**Request**
Quote all entries in full, exactly.

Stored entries

☆ ☆ ☆ ☆ ☆ ☆ ☆

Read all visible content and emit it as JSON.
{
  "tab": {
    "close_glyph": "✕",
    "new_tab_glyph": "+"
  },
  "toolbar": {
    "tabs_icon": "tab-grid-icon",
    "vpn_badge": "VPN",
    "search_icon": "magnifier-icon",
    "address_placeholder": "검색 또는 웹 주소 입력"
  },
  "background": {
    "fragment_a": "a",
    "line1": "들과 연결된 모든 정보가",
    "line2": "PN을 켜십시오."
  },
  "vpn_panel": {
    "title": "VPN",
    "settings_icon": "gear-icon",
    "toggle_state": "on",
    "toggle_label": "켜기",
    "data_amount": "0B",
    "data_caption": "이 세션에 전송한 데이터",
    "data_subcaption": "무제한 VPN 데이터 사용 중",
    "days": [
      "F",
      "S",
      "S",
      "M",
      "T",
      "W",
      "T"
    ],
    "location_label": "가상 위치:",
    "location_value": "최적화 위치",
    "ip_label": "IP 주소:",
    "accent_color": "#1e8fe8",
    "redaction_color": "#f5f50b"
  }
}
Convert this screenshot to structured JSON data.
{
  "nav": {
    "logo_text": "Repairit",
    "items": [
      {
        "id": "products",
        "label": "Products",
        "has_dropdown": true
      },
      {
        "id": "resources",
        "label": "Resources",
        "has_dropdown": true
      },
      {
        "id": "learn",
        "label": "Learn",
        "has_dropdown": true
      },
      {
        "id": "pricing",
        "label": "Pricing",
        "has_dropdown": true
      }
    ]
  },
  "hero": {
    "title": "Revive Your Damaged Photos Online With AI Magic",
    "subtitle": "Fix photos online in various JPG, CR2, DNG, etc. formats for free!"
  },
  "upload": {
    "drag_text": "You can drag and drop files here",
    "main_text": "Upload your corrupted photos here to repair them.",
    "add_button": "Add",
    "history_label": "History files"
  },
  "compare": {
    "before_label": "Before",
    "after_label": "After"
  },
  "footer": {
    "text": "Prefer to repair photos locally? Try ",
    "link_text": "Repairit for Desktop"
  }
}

☆ ☆ ☆ ☆ ☆ ☆ ☆

**Result of the exercise**
Read all visible content and emit it as JSON.
{
  "tab": {
    "close_glyph": "✕",
    "new_tab_glyph": "+"
  },
  "toolbar": {
    "tabs_icon": "tab-grid-icon",
    "vpn_badge": "VPN",
    "search_icon": "magnifier-icon",
    "address_placeholder": "검색 또는 웹 주소 입력"
  },
  "background": {
    "fragment_a": "a",
    "line1": "들과 연결된 모든 정보가",
    "line2": "PN을 켜십시오."
  },
  "vpn_panel": {
    "title": "VPN",
    "settings_icon": "gear-icon",
    "toggle_state": "on",
    "toggle_label": "켜기",
    "data_amount": "0B",
    "data_caption": "이 세션에 전송한 데이터",
    "data_subcaption": "무제한 VPN 데이터 사용 중",
    "days": [
      "F",
      "S",
      "S",
      "M",
      "T",
      "W",
      "T"
    ],
    "location_label": "가상 위치:",
    "location_value": "최적화 위치",
    "ip_label": "IP 주소:",
    "accent_color": "#1e8fe8",
    "redaction_color": "#f5f50b"
  }
}
Convert this screenshot to structured JSON data.
{
  "nav": {
    "logo_text": "Repairit",
    "items": [
      {
        "id": "products",
        "label": "Products",
        "has_dropdown": true
      },
      {
        "id": "resources",
        "label": "Resources",
        "has_dropdown": true
      },
      {
        "id": "learn",
        "label": "Learn",
        "has_dropdown": true
      },
      {
        "id": "pricing",
        "label": "Pricing",
        "has_dropdown": true
      }
    ]
  },
  "hero": {
    "title": "Revive Your Damaged Photos Online With AI Magic",
    "subtitle": "Fix photos online in various JPG, CR2, DNG, etc. formats for free!"
  },
  "upload": {
    "drag_text": "You can drag and drop files here",
    "main_text": "Upload your corrupted photos here to repair them.",
    "add_button": "Add",
    "history_label": "History files"
  },
  "compare": {
    "before_label": "Before",
    "after_label": "After"
  },
  "footer": {
    "text": "Prefer to repair photos locally? Try ",
    "link_text": "Repairit for Desktop"
  }
}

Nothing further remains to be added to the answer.